— START OF SUPPLIED MATERIAL —

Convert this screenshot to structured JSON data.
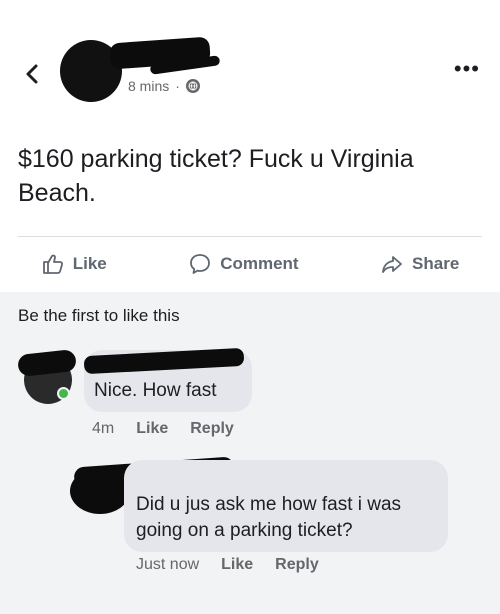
{
  "post": {
    "timestamp": "8 mins",
    "separator": "·",
    "text": "$160 parking ticket? Fuck u Virginia Beach."
  },
  "actions": {
    "like": "Like",
    "comment": "Comment",
    "share": "Share"
  },
  "likes_summary": "Be the first to like this",
  "comments": [
    {
      "text": "Nice. How fast",
      "time": "4m",
      "like": "Like",
      "reply": "Reply"
    },
    {
      "text": "Did u jus ask me how fast i was going on a parking ticket?",
      "time": "Just now",
      "like": "Like",
      "reply": "Reply"
    }
  ],
  "icons": {
    "back": "chevron-left-icon",
    "more": "more-dots-icon",
    "privacy": "globe-icon",
    "like": "thumbs-up-icon",
    "comment": "speech-bubble-icon",
    "share": "share-arrow-icon"
  },
  "colors": {
    "online": "#44b74b",
    "bubble": "#e4e6eb",
    "muted": "#65676b"
  }
}
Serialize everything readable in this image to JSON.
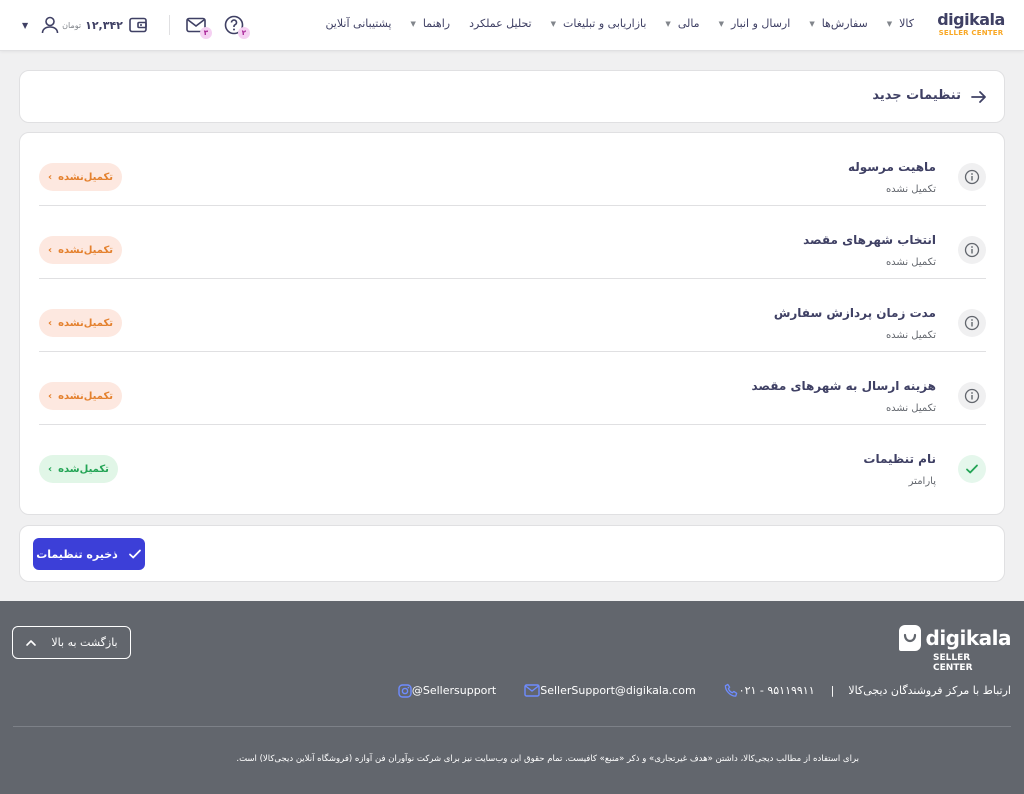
{
  "header": {
    "logo_word": "digikala",
    "logo_sub": "SELLER CENTER",
    "nav": [
      {
        "label": "کالا",
        "caret": true
      },
      {
        "label": "سفارش‌ها",
        "caret": true
      },
      {
        "label": "ارسال و انبار",
        "caret": true
      },
      {
        "label": "مالی",
        "caret": true
      },
      {
        "label": "بازاریابی و تبلیغات",
        "caret": true
      },
      {
        "label": "تحلیل عملکرد",
        "caret": false
      },
      {
        "label": "راهنما",
        "caret": true
      },
      {
        "label": "پشتیبانی آنلاین",
        "caret": false
      }
    ],
    "wallet_amount": "۱۲,۳۴۲",
    "wallet_currency": "تومان",
    "messages_badge": "۳",
    "help_badge": "۲"
  },
  "page": {
    "title": "تنظیمات جدید"
  },
  "settings": [
    {
      "title": "ماهیت مرسوله",
      "subtitle": "تکمیل نشده",
      "status": "تکمیل‌نشده",
      "state": "pending"
    },
    {
      "title": "انتخاب شهرهای مقصد",
      "subtitle": "تکمیل نشده",
      "status": "تکمیل‌نشده",
      "state": "pending"
    },
    {
      "title": "مدت زمان پردازش سفارش",
      "subtitle": "تکمیل نشده",
      "status": "تکمیل‌نشده",
      "state": "pending"
    },
    {
      "title": "هزینه ارسال به شهرهای مقصد",
      "subtitle": "تکمیل نشده",
      "status": "تکمیل‌نشده",
      "state": "pending"
    },
    {
      "title": "نام تنظیمات",
      "subtitle": "پارامتر",
      "status": "تکمیل‌شده",
      "state": "done"
    }
  ],
  "actions": {
    "save_label": "ذخیره تنظیمات"
  },
  "footer": {
    "logo_word": "digikala",
    "logo_sub": "SELLER CENTER",
    "back_to_top": "بازگشت به بالا",
    "contact_label": "ارتباط با مرکز فروشندگان دیجی‌کالا",
    "phone": "۰۲۱ - ۹۵۱۱۹۹۱۱",
    "email": "SellerSupport@digikala.com",
    "instagram": "@Sellersupport",
    "copyright": "برای استفاده از مطالب دیجی‌کالا، داشتن «هدف غیرتجاری» و ذکر «منبع» کافیست. تمام حقوق این وب‌سایت نیز برای شرکت نوآوران فن آوازه (فروشگاه آنلاین دیجی‌کالا) است."
  },
  "colors": {
    "primary": "#3c3fd8",
    "pending_bg": "#fde8e0",
    "pending_text": "#e4812e",
    "done_bg": "#e1f6e7",
    "done_text": "#23a455",
    "footer_bg": "#62666d",
    "logo_accent": "#f9a825"
  }
}
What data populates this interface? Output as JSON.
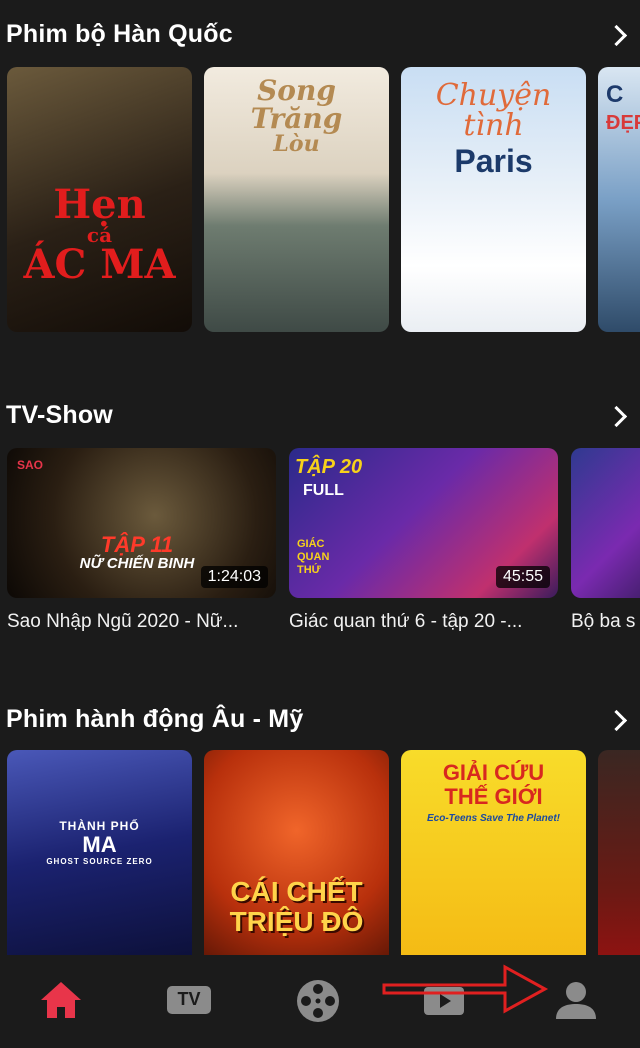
{
  "sections": [
    {
      "title": "Phim bộ Hàn Quốc",
      "cards": [
        {
          "overlay": [
            "Hẹn",
            "cá",
            "ÁC MA"
          ],
          "colors": [
            "#5a4a32",
            "#1d150d"
          ]
        },
        {
          "overlay": [
            "Song",
            "Trăng",
            "Lòu"
          ],
          "colors": [
            "#efe6d6",
            "#6f7d74"
          ]
        },
        {
          "overlay": [
            "Chuyện tình",
            "Paris"
          ],
          "colors": [
            "#cfe2f5",
            "#f2f5fb"
          ]
        },
        {
          "overlay": [
            "C",
            "ĐẸP"
          ],
          "colors": [
            "#7fa3c6",
            "#3c5a78"
          ]
        }
      ]
    },
    {
      "title": "TV-Show",
      "items": [
        {
          "duration": "1:24:03",
          "caption": "Sao Nhập Ngũ 2020 - Nữ...",
          "badge": "SAO",
          "overlay": [
            "TẬP 11",
            "NỮ CHIẾN BINH"
          ],
          "colors": [
            "#3a2d1f",
            "#120c08"
          ]
        },
        {
          "duration": "45:55",
          "caption": "Giác quan thứ 6 - tập 20 -...",
          "badge": "TẬP 20",
          "overlay": [
            "FULL",
            "GIÁC QUAN THỨ"
          ],
          "colors": [
            "#3d2a86",
            "#b0226e"
          ]
        },
        {
          "duration": "",
          "caption": "Bộ ba s",
          "badge": "",
          "overlay": [],
          "colors": [
            "#3b2f7a",
            "#6c2aa0"
          ]
        }
      ]
    },
    {
      "title": "Phim hành động Âu - Mỹ",
      "cards": [
        {
          "overlay": [
            "THÀNH PHỐ",
            "MA",
            "GHOST SOURCE ZERO"
          ],
          "colors": [
            "#2e3a82",
            "#0d1236"
          ]
        },
        {
          "overlay": [
            "CÁI CHẾT",
            "TRIỆU ĐÔ"
          ],
          "colors": [
            "#d8431a",
            "#5a1306"
          ]
        },
        {
          "overlay": [
            "GIẢI CỨU",
            "THẾ GIỚI",
            "Eco-Teens Save The Planet!"
          ],
          "colors": [
            "#f7d21a",
            "#f2a80f"
          ]
        },
        {
          "overlay": [],
          "colors": [
            "#3a2320",
            "#8a1010"
          ]
        }
      ]
    }
  ],
  "nav": {
    "tv_label": "TV",
    "active_color": "#e8354a",
    "inactive_color": "#8b8b8b",
    "icons": [
      "home-icon",
      "tv-icon",
      "film-reel-icon",
      "play-icon",
      "profile-icon"
    ]
  }
}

— END OF SUPPLIED MATERIAL —

#### [AIM OF THE TASK]
Write out all the entries again, word for word, and print no images.

#### [REPLY]
Convert this screenshot to structured JSON data.
{
  "post": {
    "timestamp": "8 mins",
    "separator": "·",
    "text": "$160 parking ticket? Fuck u Virginia Beach."
  },
  "actions": {
    "like": "Like",
    "comment": "Comment",
    "share": "Share"
  },
  "likes_summary": "Be the first to like this",
  "comments": [
    {
      "text": "Nice. How fast",
      "time": "4m",
      "like": "Like",
      "reply": "Reply"
    },
    {
      "text": "Did u jus ask me how fast i was going on a parking ticket?",
      "time": "Just now",
      "like": "Like",
      "reply": "Reply"
    }
  ],
  "icons": {
    "back": "chevron-left-icon",
    "more": "more-dots-icon",
    "privacy": "globe-icon",
    "like": "thumbs-up-icon",
    "comment": "speech-bubble-icon",
    "share": "share-arrow-icon"
  },
  "colors": {
    "online": "#44b74b",
    "bubble": "#e4e6eb",
    "muted": "#65676b"
  }
}
Serialize everything readable in this image to JSON.
{
  "header": {
    "logo_word": "digikala",
    "logo_sub": "SELLER CENTER",
    "nav": [
      {
        "label": "کالا",
        "caret": true
      },
      {
        "label": "سفارش‌ها",
        "caret": true
      },
      {
        "label": "ارسال و انبار",
        "caret": true
      },
      {
        "label": "مالی",
        "caret": true
      },
      {
        "label": "بازاریابی و تبلیغات",
        "caret": true
      },
      {
        "label": "تحلیل عملکرد",
        "caret": false
      },
      {
        "label": "راهنما",
        "caret": true
      },
      {
        "label": "پشتیبانی آنلاین",
        "caret": false
      }
    ],
    "wallet_amount": "۱۲,۳۴۲",
    "wallet_currency": "تومان",
    "messages_badge": "۳",
    "help_badge": "۲"
  },
  "page": {
    "title": "تنظیمات جدید"
  },
  "settings": [
    {
      "title": "ماهیت مرسوله",
      "subtitle": "تکمیل نشده",
      "status": "تکمیل‌نشده",
      "state": "pending"
    },
    {
      "title": "انتخاب شهرهای مقصد",
      "subtitle": "تکمیل نشده",
      "status": "تکمیل‌نشده",
      "state": "pending"
    },
    {
      "title": "مدت زمان پردازش سفارش",
      "subtitle": "تکمیل نشده",
      "status": "تکمیل‌نشده",
      "state": "pending"
    },
    {
      "title": "هزینه ارسال به شهرهای مقصد",
      "subtitle": "تکمیل نشده",
      "status": "تکمیل‌نشده",
      "state": "pending"
    },
    {
      "title": "نام تنظیمات",
      "subtitle": "پارامتر",
      "status": "تکمیل‌شده",
      "state": "done"
    }
  ],
  "actions": {
    "save_label": "ذخیره تنظیمات"
  },
  "footer": {
    "logo_word": "digikala",
    "logo_sub": "SELLER CENTER",
    "back_to_top": "بازگشت به بالا",
    "contact_label": "ارتباط با مرکز فروشندگان دیجی‌کالا",
    "phone": "۰۲۱ - ۹۵۱۱۹۹۱۱",
    "email": "SellerSupport@digikala.com",
    "instagram": "@Sellersupport",
    "copyright": "برای استفاده از مطالب دیجی‌کالا، داشتن «هدف غیرتجاری» و ذکر «منبع» کافیست. تمام حقوق این وب‌سایت نیز برای شرکت نوآوران فن آوازه (فروشگاه آنلاین دیجی‌کالا) است."
  },
  "colors": {
    "primary": "#3c3fd8",
    "pending_bg": "#fde8e0",
    "pending_text": "#e4812e",
    "done_bg": "#e1f6e7",
    "done_text": "#23a455",
    "footer_bg": "#62666d",
    "logo_accent": "#f9a825"
  }
}
What data populates this interface? Output as JSON.
{
  "sections": [
    {
      "title": "Phim bộ Hàn Quốc",
      "cards": [
        {
          "overlay": [
            "Hẹn",
            "cá",
            "ÁC MA"
          ],
          "colors": [
            "#5a4a32",
            "#1d150d"
          ]
        },
        {
          "overlay": [
            "Song",
            "Trăng",
            "Lòu"
          ],
          "colors": [
            "#efe6d6",
            "#6f7d74"
          ]
        },
        {
          "overlay": [
            "Chuyện tình",
            "Paris"
          ],
          "colors": [
            "#cfe2f5",
            "#f2f5fb"
          ]
        },
        {
          "overlay": [
            "C",
            "ĐẸP"
          ],
          "colors": [
            "#7fa3c6",
            "#3c5a78"
          ]
        }
      ]
    },
    {
      "title": "TV-Show",
      "items": [
        {
          "duration": "1:24:03",
          "caption": "Sao Nhập Ngũ 2020 - Nữ...",
          "badge": "SAO",
          "overlay": [
            "TẬP 11",
            "NỮ CHIẾN BINH"
          ],
          "colors": [
            "#3a2d1f",
            "#120c08"
          ]
        },
        {
          "duration": "45:55",
          "caption": "Giác quan thứ 6 - tập 20 -...",
          "badge": "TẬP 20",
          "overlay": [
            "FULL",
            "GIÁC QUAN THỨ"
          ],
          "colors": [
            "#3d2a86",
            "#b0226e"
          ]
        },
        {
          "duration": "",
          "caption": "Bộ ba s",
          "badge": "",
          "overlay": [],
          "colors": [
            "#3b2f7a",
            "#6c2aa0"
          ]
        }
      ]
    },
    {
      "title": "Phim hành động Âu - Mỹ",
      "cards": [
        {
          "overlay": [
            "THÀNH PHỐ",
            "MA",
            "GHOST SOURCE ZERO"
          ],
          "colors": [
            "#2e3a82",
            "#0d1236"
          ]
        },
        {
          "overlay": [
            "CÁI CHẾT",
            "TRIỆU ĐÔ"
          ],
          "colors": [
            "#d8431a",
            "#5a1306"
          ]
        },
        {
          "overlay": [
            "GIẢI CỨU",
            "THẾ GIỚI",
            "Eco-Teens Save The Planet!"
          ],
          "colors": [
            "#f7d21a",
            "#f2a80f"
          ]
        },
        {
          "overlay": [],
          "colors": [
            "#3a2320",
            "#8a1010"
          ]
        }
      ]
    }
  ],
  "nav": {
    "tv_label": "TV",
    "active_color": "#e8354a",
    "inactive_color": "#8b8b8b",
    "icons": [
      "home-icon",
      "tv-icon",
      "film-reel-icon",
      "play-icon",
      "profile-icon"
    ]
  }
}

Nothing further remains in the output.